**Set problem:**
Find the string "filter" in the records. Copy every line it appears in.

**Rows:**

---*---

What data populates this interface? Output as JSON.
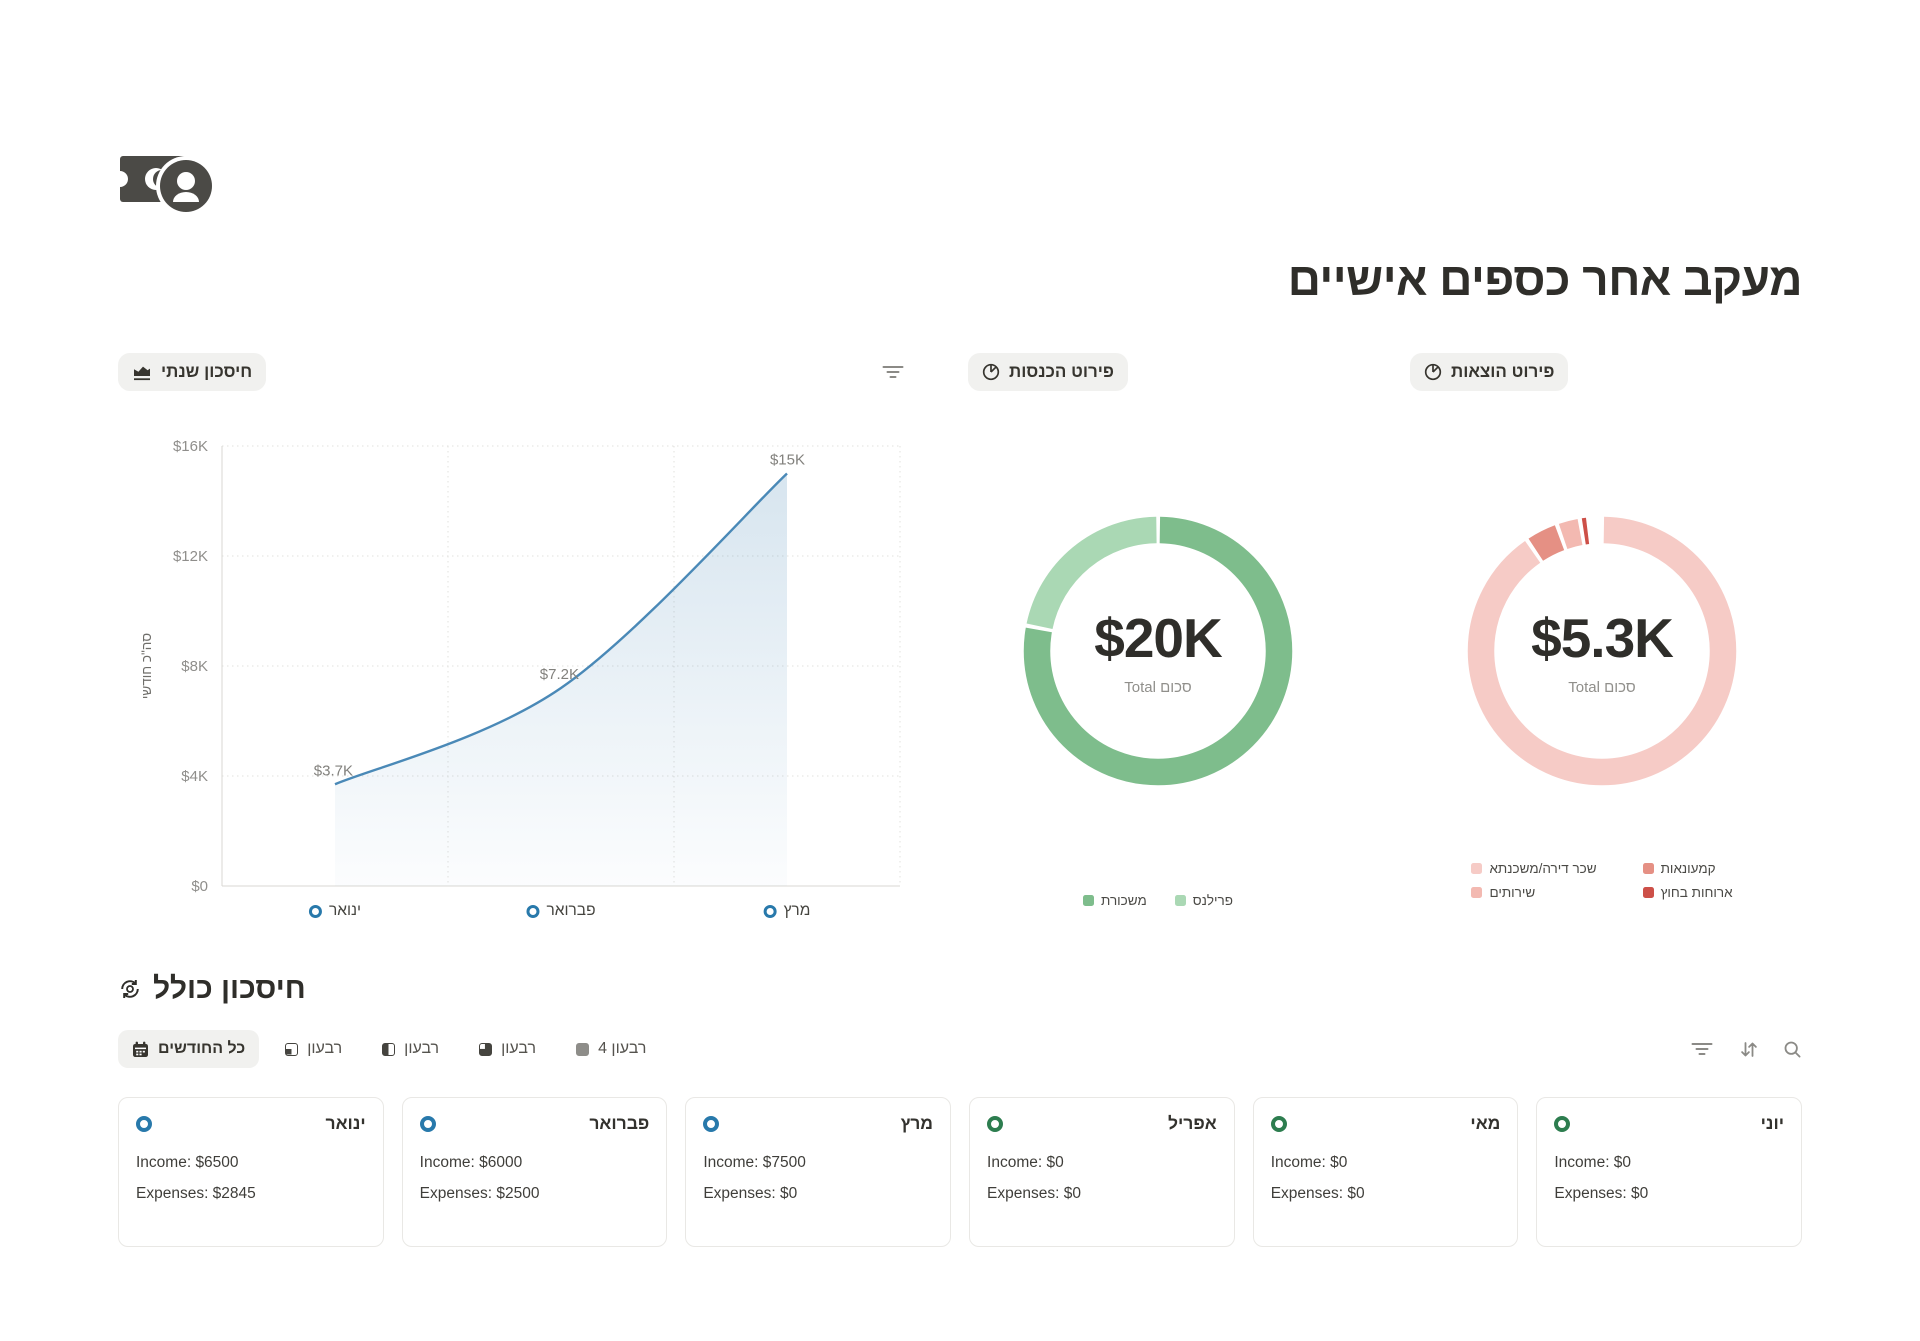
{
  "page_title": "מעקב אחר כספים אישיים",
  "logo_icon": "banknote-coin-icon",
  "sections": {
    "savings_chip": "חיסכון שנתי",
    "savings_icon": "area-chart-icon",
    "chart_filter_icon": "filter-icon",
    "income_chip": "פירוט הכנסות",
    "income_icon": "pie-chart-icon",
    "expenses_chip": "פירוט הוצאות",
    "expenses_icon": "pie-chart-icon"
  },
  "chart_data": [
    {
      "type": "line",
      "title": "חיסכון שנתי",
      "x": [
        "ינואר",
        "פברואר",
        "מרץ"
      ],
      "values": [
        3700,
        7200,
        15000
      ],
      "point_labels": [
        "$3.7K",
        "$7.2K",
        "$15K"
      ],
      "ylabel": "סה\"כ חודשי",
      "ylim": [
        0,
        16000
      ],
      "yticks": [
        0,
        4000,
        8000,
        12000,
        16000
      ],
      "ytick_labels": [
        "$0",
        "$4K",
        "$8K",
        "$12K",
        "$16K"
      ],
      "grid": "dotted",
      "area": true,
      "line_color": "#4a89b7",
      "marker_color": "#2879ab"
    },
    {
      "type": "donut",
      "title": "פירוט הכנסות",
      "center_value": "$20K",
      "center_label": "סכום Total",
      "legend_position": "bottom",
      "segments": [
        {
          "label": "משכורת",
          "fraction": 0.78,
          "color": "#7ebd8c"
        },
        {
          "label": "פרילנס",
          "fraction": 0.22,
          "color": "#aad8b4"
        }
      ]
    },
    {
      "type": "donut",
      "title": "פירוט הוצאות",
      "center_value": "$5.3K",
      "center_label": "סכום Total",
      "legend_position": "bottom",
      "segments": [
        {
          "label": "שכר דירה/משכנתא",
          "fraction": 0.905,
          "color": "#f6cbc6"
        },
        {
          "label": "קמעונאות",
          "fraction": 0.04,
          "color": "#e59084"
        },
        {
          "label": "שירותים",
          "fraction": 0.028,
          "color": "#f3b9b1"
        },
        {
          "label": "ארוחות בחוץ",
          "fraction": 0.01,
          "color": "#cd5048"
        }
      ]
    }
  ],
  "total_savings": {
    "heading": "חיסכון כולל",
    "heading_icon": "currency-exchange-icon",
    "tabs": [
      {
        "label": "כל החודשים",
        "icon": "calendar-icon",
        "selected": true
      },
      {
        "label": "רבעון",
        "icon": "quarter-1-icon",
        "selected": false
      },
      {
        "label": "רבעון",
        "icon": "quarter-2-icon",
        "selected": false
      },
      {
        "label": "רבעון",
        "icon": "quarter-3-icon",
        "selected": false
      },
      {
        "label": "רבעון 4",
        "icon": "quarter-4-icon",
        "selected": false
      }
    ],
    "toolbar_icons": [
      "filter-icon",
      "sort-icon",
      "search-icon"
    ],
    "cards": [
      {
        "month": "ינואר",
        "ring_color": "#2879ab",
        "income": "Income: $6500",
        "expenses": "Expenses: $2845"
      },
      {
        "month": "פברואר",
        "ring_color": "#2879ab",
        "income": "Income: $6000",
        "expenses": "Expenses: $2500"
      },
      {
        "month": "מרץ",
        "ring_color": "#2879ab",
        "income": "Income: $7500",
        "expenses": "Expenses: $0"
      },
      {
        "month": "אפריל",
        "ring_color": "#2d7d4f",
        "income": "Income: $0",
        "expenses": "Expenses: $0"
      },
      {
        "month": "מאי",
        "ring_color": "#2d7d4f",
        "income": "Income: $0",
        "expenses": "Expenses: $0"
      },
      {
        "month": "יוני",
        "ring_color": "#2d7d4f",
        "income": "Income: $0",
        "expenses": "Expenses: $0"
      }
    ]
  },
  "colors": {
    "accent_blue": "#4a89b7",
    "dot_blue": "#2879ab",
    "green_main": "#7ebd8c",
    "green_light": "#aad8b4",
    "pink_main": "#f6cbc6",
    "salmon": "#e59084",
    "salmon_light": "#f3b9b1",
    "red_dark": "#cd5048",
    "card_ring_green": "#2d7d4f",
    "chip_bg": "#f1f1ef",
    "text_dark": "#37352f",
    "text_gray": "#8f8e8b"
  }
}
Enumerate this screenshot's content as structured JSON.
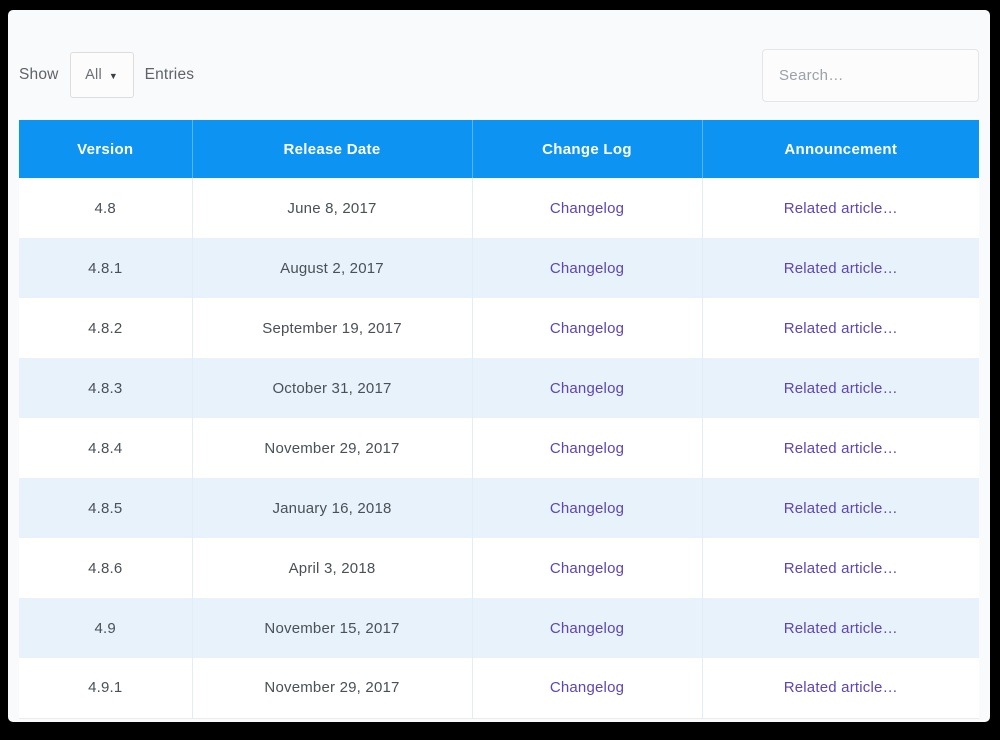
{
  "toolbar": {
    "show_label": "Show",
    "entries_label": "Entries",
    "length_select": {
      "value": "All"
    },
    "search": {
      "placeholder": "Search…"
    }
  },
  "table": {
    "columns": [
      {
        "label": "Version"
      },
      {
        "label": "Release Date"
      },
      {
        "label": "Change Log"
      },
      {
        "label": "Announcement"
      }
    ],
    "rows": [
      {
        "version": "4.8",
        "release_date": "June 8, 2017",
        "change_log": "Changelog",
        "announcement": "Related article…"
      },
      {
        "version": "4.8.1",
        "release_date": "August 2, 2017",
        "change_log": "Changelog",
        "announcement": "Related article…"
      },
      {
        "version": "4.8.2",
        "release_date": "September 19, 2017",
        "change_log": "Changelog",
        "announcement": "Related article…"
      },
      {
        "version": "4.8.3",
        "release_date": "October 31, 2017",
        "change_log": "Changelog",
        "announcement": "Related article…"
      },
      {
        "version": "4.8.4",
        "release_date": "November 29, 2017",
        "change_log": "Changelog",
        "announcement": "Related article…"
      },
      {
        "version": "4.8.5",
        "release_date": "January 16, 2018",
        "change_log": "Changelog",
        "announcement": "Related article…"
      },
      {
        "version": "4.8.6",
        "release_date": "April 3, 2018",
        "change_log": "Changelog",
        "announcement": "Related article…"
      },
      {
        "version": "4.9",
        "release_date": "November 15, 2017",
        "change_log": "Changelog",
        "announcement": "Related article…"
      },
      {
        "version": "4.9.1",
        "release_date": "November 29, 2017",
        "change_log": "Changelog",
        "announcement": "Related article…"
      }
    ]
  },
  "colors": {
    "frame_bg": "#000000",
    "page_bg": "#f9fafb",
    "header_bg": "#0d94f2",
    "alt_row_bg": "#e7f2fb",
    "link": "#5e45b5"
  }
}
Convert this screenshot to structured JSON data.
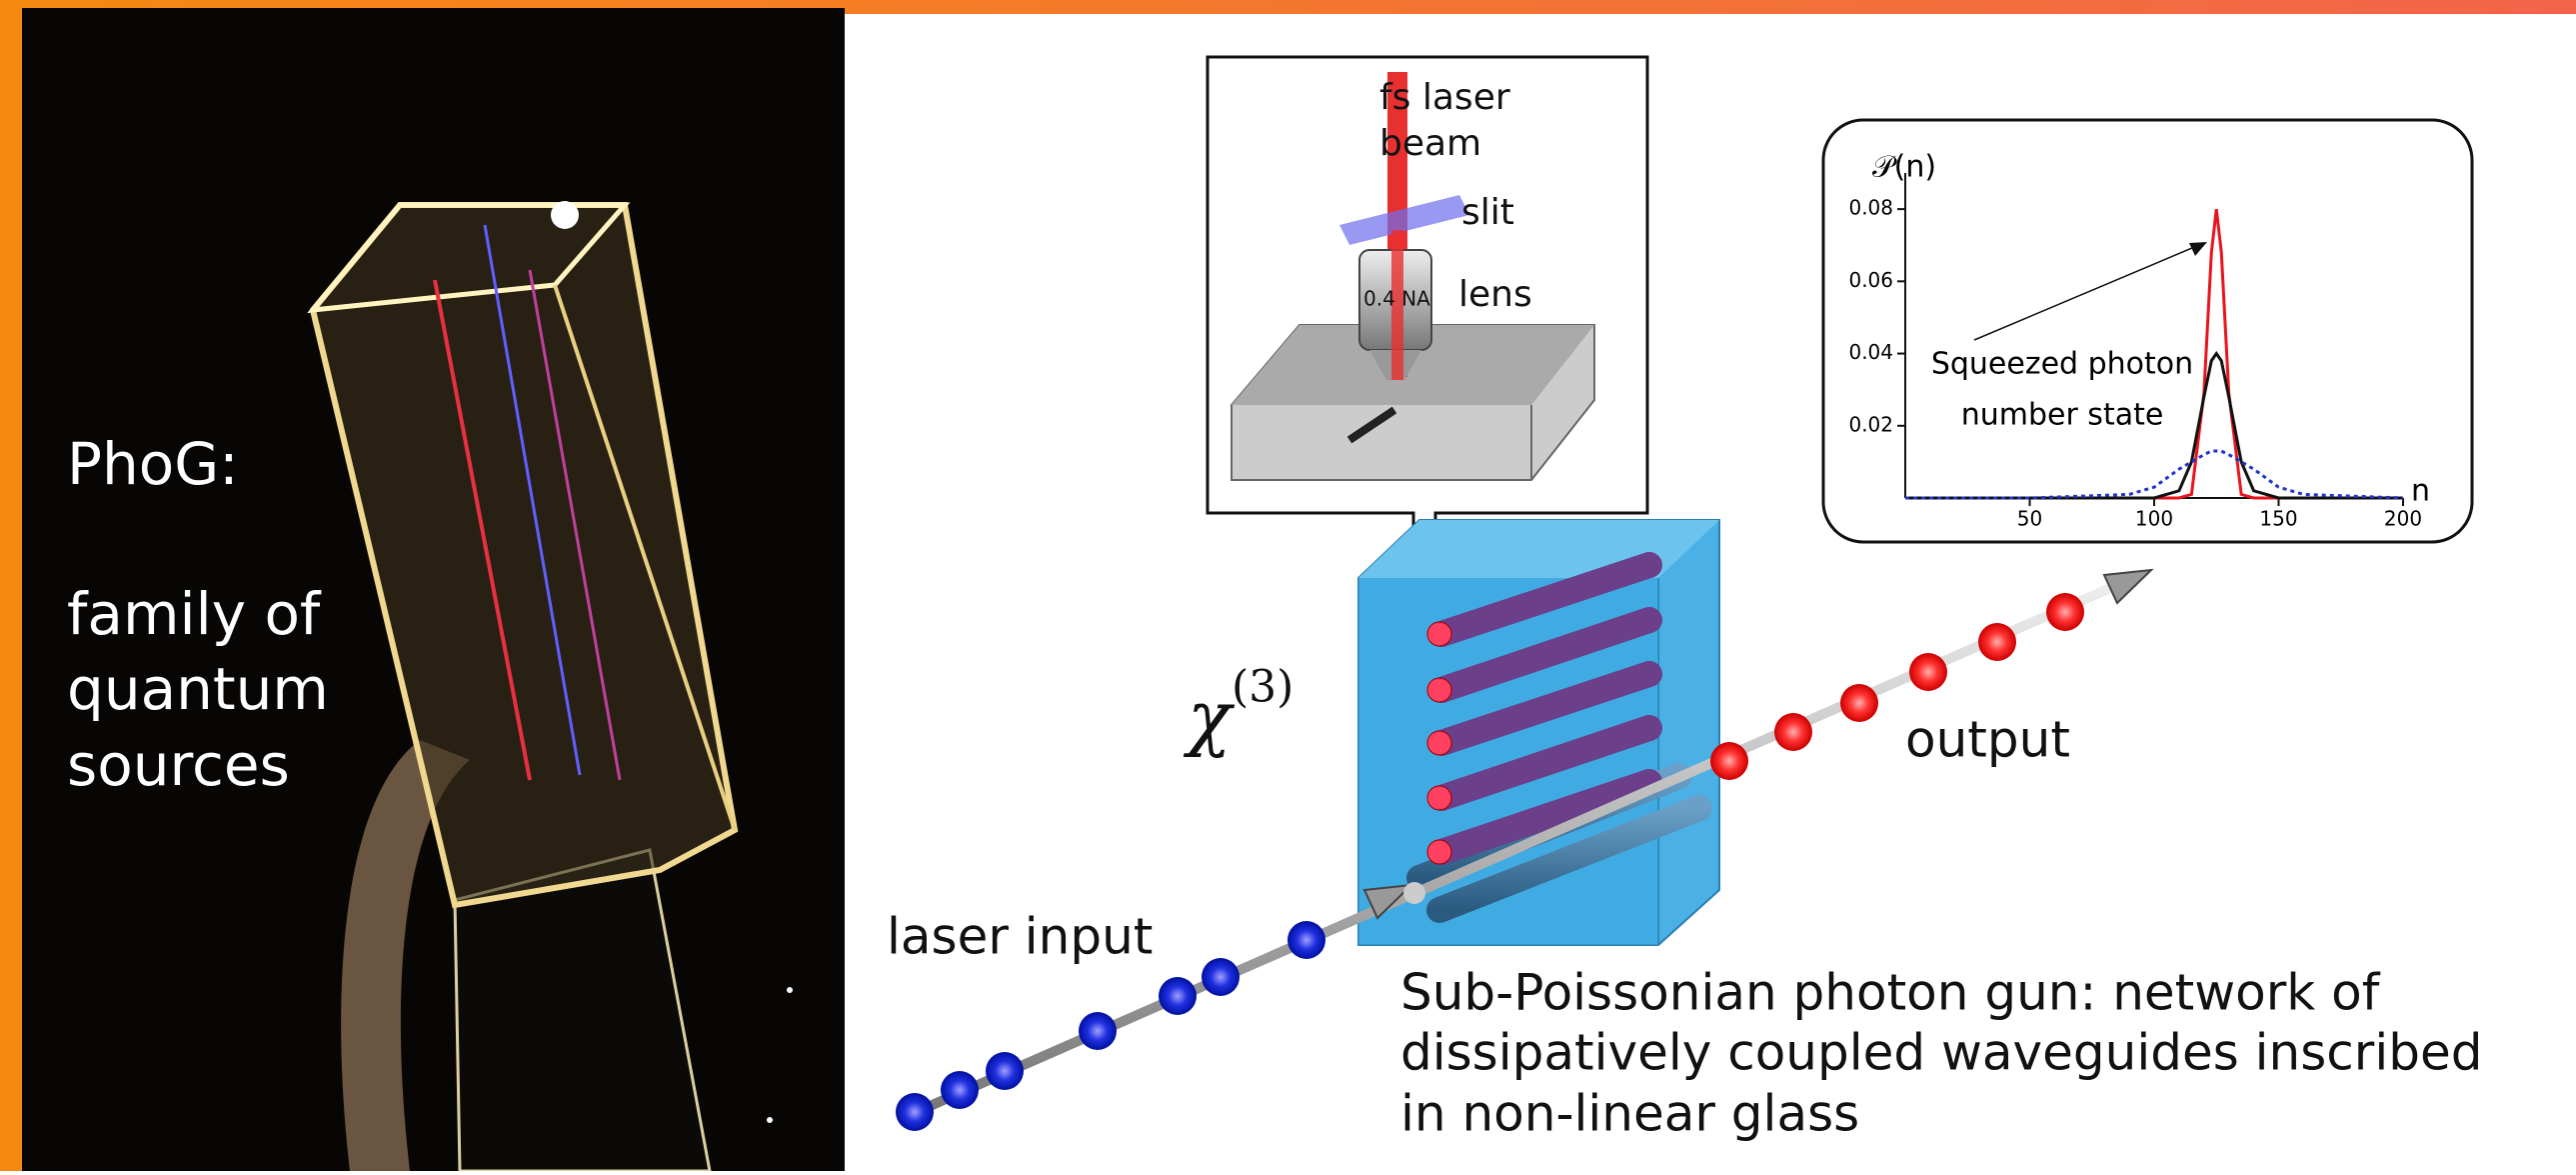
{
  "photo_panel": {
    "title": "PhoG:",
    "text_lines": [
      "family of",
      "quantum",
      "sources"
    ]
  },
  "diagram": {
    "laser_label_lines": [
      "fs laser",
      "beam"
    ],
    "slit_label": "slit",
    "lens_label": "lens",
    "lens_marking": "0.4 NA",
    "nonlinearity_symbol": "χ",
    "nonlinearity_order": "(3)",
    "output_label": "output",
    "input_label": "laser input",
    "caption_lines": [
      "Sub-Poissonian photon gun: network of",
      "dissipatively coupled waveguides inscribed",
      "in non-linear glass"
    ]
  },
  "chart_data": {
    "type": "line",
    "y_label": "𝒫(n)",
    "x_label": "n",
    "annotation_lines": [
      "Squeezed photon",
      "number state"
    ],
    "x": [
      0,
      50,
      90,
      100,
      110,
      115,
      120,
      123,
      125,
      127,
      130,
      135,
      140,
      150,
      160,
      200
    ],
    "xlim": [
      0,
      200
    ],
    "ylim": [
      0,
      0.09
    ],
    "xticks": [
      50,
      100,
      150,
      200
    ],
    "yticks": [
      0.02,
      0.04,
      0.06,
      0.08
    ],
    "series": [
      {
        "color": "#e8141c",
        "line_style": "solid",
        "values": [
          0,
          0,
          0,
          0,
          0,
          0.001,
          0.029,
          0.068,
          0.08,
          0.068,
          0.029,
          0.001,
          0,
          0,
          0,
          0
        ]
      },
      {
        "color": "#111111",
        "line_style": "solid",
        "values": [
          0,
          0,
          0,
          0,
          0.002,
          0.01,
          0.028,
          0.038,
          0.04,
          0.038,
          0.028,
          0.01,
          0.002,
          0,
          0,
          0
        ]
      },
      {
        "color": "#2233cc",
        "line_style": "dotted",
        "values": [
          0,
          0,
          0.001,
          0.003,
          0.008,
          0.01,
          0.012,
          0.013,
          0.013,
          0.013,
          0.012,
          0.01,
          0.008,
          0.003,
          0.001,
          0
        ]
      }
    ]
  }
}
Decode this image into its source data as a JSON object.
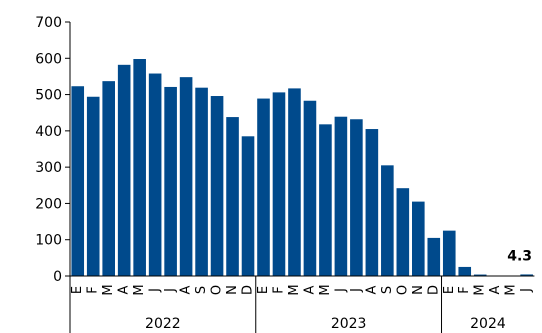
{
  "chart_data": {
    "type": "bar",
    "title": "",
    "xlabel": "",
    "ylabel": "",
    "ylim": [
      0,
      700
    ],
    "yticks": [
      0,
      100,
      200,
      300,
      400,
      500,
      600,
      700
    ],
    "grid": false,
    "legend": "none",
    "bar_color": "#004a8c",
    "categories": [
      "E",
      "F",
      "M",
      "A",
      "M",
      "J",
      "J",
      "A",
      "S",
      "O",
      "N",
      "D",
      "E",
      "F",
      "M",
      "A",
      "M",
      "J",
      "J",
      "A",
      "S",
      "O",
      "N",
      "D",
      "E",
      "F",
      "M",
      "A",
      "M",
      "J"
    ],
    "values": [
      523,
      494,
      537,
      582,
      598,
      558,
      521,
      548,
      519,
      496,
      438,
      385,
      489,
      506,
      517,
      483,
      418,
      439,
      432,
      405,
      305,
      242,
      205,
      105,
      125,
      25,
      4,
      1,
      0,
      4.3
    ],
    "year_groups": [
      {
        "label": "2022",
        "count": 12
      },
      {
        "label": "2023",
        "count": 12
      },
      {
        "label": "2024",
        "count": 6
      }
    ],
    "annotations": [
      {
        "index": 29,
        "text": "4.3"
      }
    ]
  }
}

---*---

**Expected answer:**
    "chart_filter_icon": "filter-icon",
      "filter-icon",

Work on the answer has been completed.